→ YOUR TASK
Pictures are to be left out; otherwise, copy exactly the lines from the line containing "Read out every word on this page." through the end of the data.

→ Saved entries
* Begin *

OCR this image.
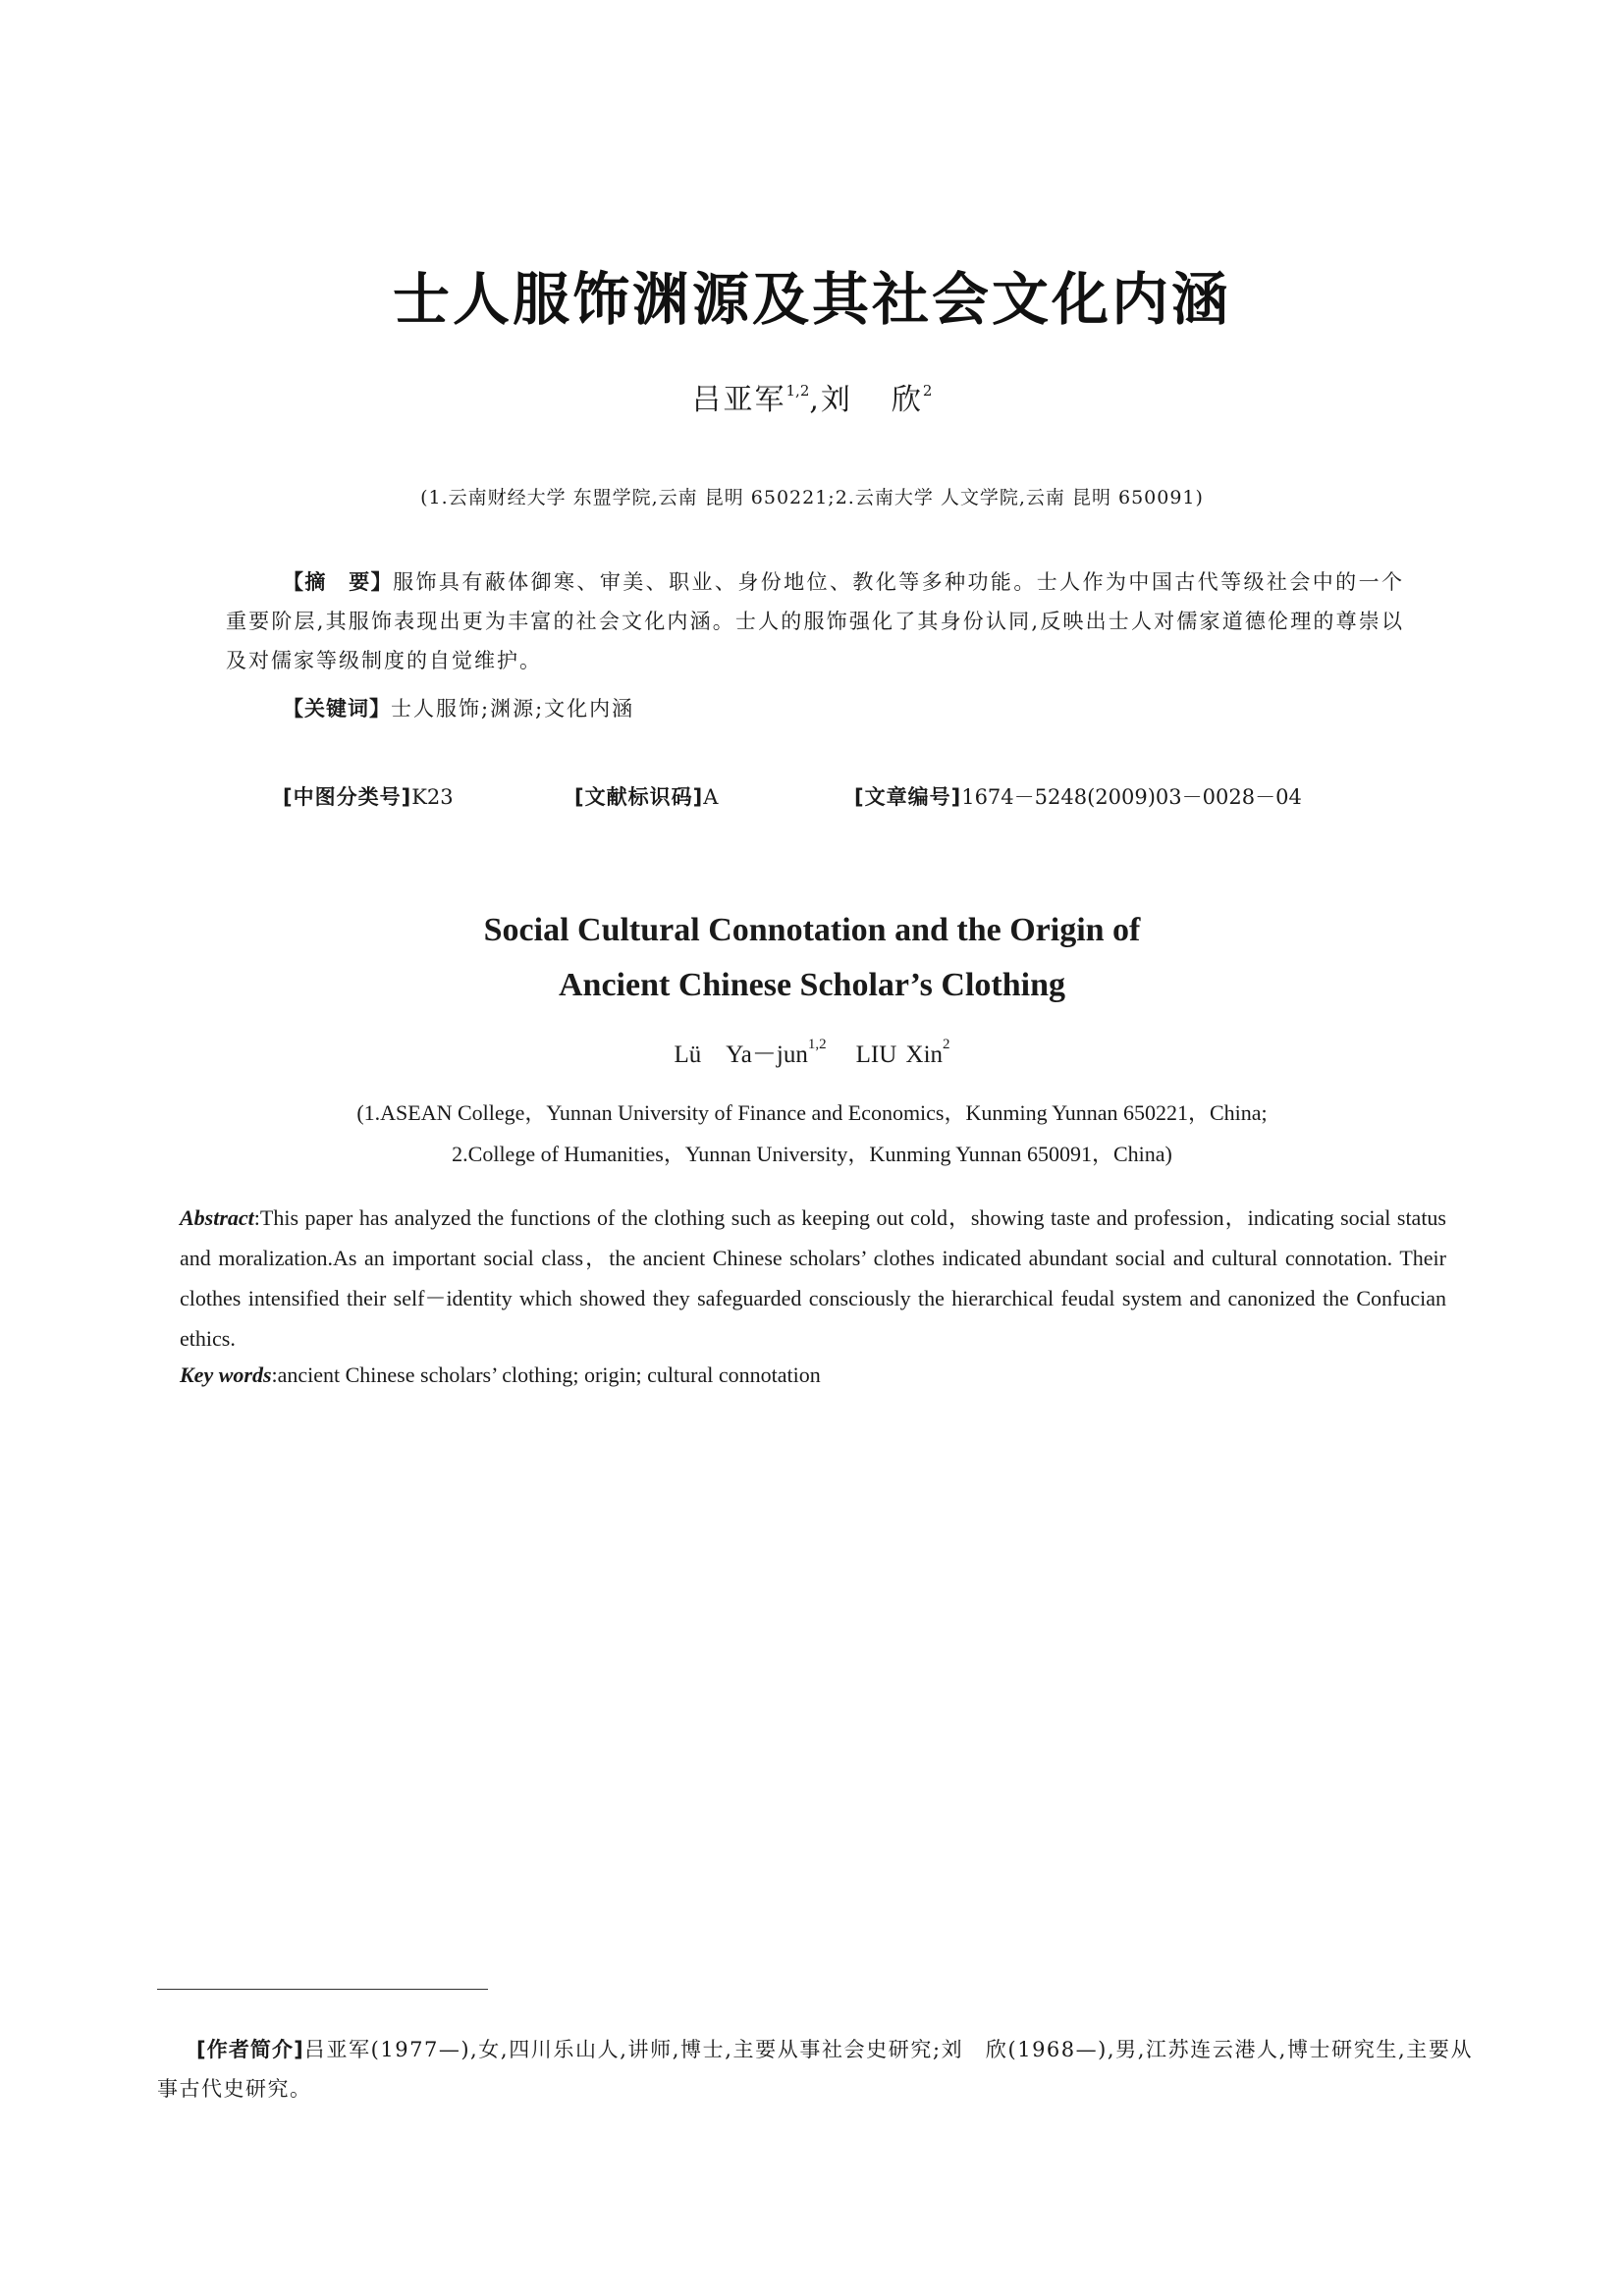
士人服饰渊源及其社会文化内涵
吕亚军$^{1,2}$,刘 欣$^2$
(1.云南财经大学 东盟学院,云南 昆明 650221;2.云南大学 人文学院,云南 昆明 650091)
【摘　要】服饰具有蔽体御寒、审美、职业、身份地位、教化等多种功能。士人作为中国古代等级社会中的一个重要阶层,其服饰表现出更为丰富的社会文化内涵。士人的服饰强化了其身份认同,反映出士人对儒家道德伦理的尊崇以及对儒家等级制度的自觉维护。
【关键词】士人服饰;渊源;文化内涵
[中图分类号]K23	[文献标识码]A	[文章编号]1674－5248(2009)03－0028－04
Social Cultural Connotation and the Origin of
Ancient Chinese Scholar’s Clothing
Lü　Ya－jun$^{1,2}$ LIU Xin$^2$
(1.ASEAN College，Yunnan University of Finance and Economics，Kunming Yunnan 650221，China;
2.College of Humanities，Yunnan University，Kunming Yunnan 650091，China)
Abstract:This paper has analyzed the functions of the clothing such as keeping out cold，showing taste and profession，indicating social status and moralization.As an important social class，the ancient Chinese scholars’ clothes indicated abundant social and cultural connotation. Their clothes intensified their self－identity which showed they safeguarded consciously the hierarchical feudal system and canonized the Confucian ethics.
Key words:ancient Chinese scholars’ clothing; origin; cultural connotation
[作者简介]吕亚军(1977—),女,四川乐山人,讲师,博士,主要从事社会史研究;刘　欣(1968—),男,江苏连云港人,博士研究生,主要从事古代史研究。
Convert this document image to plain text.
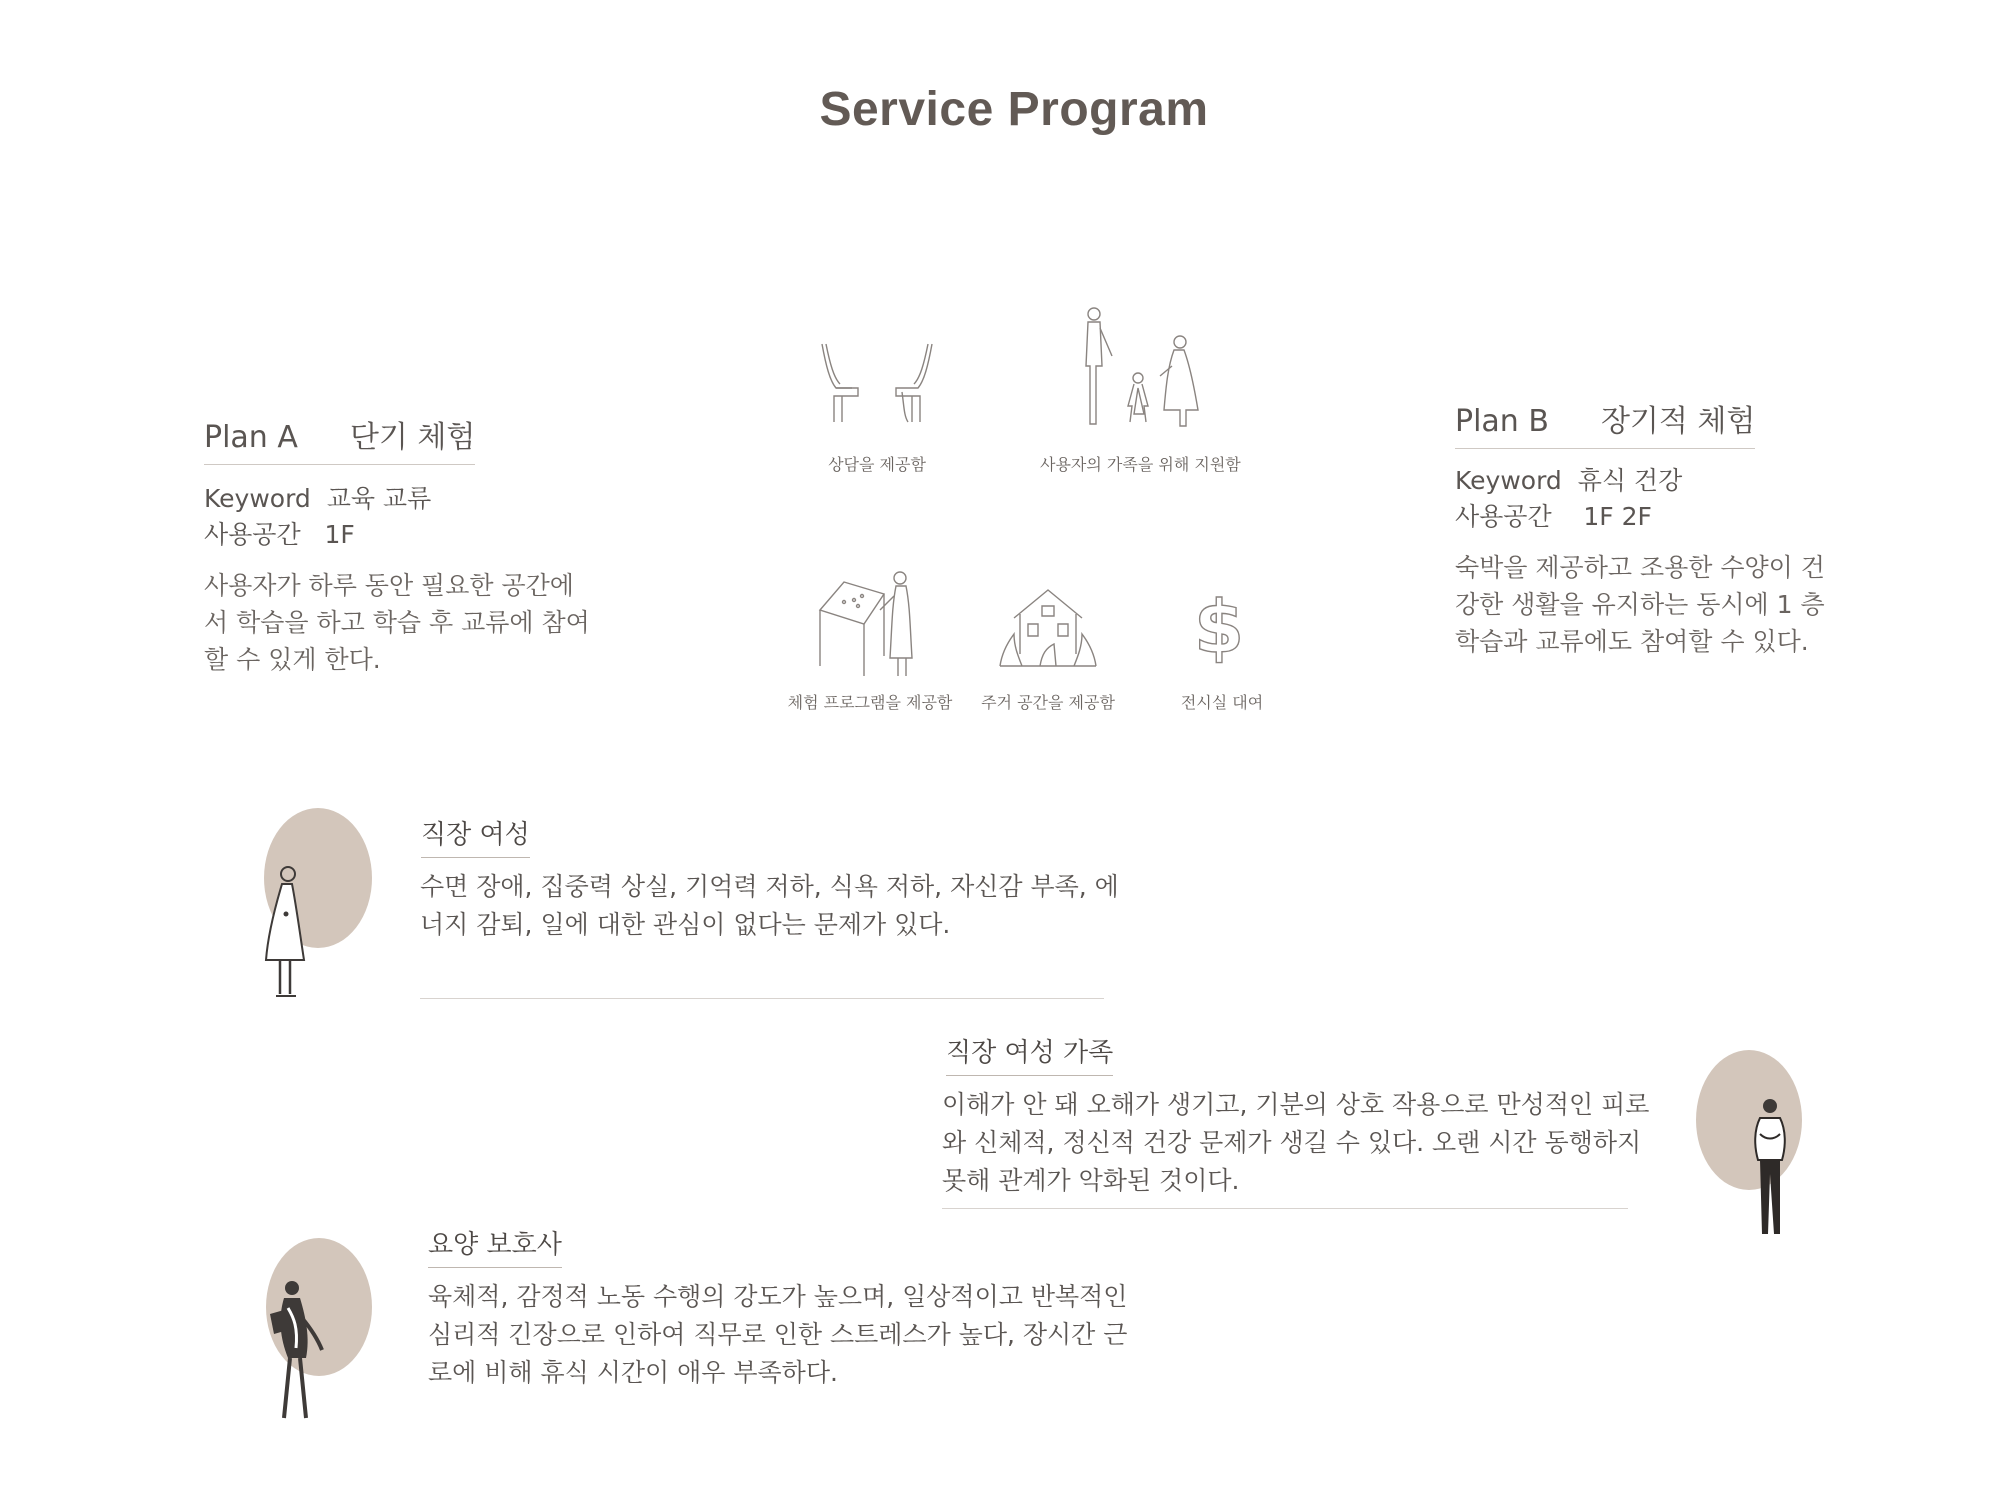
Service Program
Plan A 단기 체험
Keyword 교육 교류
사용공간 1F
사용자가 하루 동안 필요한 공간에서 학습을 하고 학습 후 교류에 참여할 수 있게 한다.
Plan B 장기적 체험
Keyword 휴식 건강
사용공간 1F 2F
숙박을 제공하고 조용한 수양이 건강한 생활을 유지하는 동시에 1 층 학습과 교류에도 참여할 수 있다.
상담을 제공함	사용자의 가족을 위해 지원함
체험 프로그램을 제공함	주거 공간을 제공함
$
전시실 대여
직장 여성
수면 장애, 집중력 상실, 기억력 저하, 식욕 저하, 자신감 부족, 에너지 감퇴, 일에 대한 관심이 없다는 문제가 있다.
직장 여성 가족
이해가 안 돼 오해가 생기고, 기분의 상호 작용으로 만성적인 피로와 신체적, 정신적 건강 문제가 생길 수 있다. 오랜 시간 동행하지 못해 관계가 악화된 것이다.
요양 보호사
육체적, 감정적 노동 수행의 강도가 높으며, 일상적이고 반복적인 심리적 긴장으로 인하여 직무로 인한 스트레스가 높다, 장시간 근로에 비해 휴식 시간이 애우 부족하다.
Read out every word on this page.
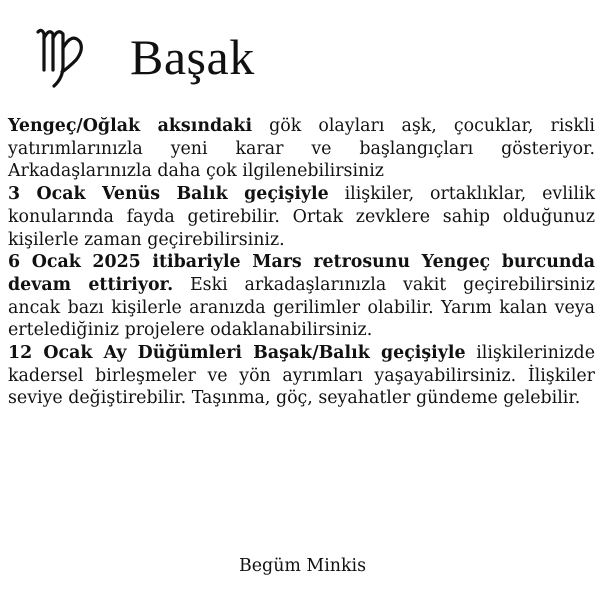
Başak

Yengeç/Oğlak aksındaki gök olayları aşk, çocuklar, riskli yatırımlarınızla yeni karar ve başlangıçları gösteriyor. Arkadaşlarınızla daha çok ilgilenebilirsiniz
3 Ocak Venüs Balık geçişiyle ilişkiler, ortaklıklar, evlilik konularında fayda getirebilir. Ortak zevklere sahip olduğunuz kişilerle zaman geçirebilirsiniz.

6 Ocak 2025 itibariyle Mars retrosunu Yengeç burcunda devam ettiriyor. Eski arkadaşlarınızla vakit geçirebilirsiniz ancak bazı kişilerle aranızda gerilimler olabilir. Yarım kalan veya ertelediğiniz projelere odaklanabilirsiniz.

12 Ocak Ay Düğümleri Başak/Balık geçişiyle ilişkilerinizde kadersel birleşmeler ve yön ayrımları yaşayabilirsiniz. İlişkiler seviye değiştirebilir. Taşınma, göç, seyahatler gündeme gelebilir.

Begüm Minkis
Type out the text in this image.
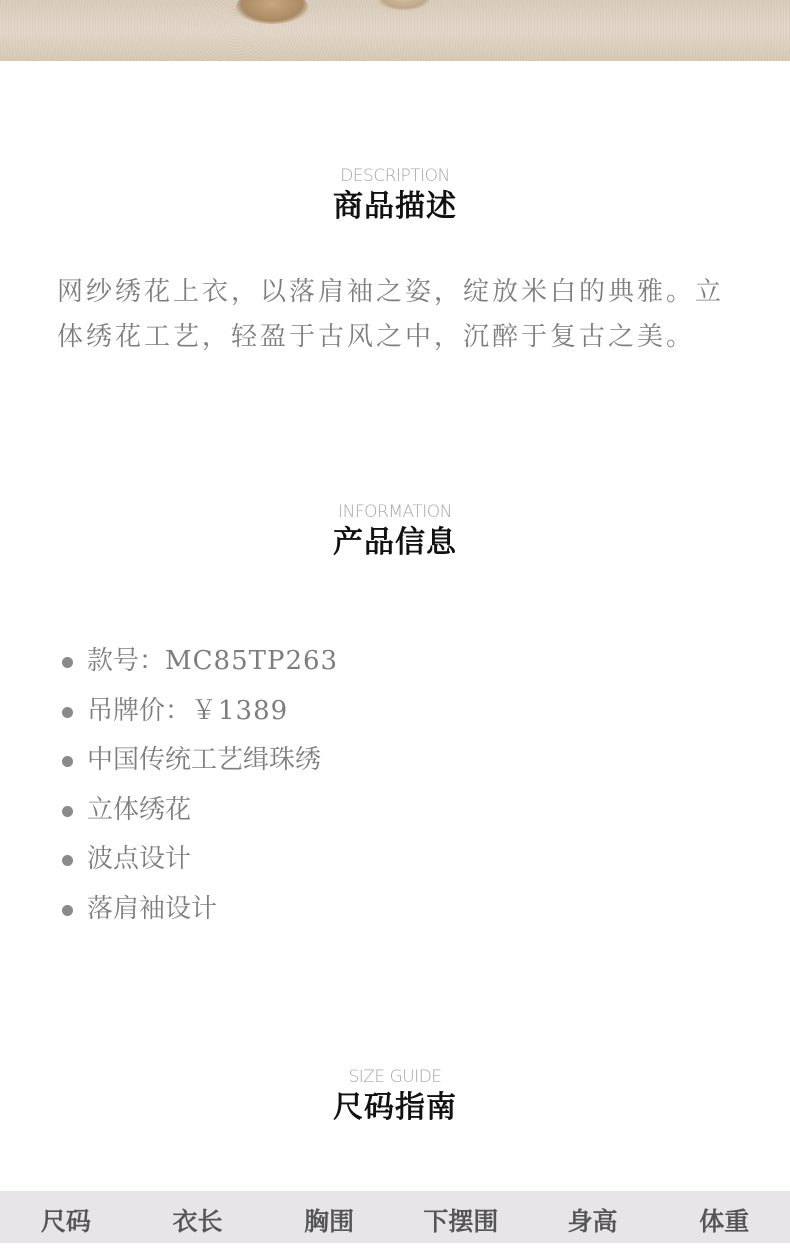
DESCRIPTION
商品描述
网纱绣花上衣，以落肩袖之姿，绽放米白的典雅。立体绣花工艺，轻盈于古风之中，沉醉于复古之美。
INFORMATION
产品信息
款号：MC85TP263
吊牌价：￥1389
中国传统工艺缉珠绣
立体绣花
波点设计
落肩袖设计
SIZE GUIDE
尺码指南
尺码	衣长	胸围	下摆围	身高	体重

* End *

→ WRITTEN RESPONSE
Read out every word on this page.
Başak

Yengeç/Oğlak aksındaki gök olayları aşk, çocuklar, riskli yatırımlarınızla yeni karar ve başlangıçları gösteriyor. Arkadaşlarınızla daha çok ilgilenebilirsiniz
3 Ocak Venüs Balık geçişiyle ilişkiler, ortaklıklar, evlilik konularında fayda getirebilir. Ortak zevklere sahip olduğunuz kişilerle zaman geçirebilirsiniz.

6 Ocak 2025 itibariyle Mars retrosunu Yengeç burcunda devam ettiriyor. Eski arkadaşlarınızla vakit geçirebilirsiniz ancak bazı kişilerle aranızda gerilimler olabilir. Yarım kalan veya ertelediğiniz projelere odaklanabilirsiniz.

12 Ocak Ay Düğümleri Başak/Balık geçişiyle ilişkilerinizde kadersel birleşmeler ve yön ayrımları yaşayabilirsiniz. İlişkiler seviye değiştirebilir. Taşınma, göç, seyahatler gündeme gelebilir.

Begüm Minkis
Type out the text in this image.
DESCRIPTION
商品描述
网纱绣花上衣，以落肩袖之姿，绽放米白的典雅。立体绣花工艺，轻盈于古风之中，沉醉于复古之美。
INFORMATION
产品信息
款号：MC85TP263
吊牌价：￥1389
中国传统工艺缉珠绣
立体绣花
波点设计
落肩袖设计
SIZE GUIDE
尺码指南
尺码	衣长	胸围	下摆围	身高	体重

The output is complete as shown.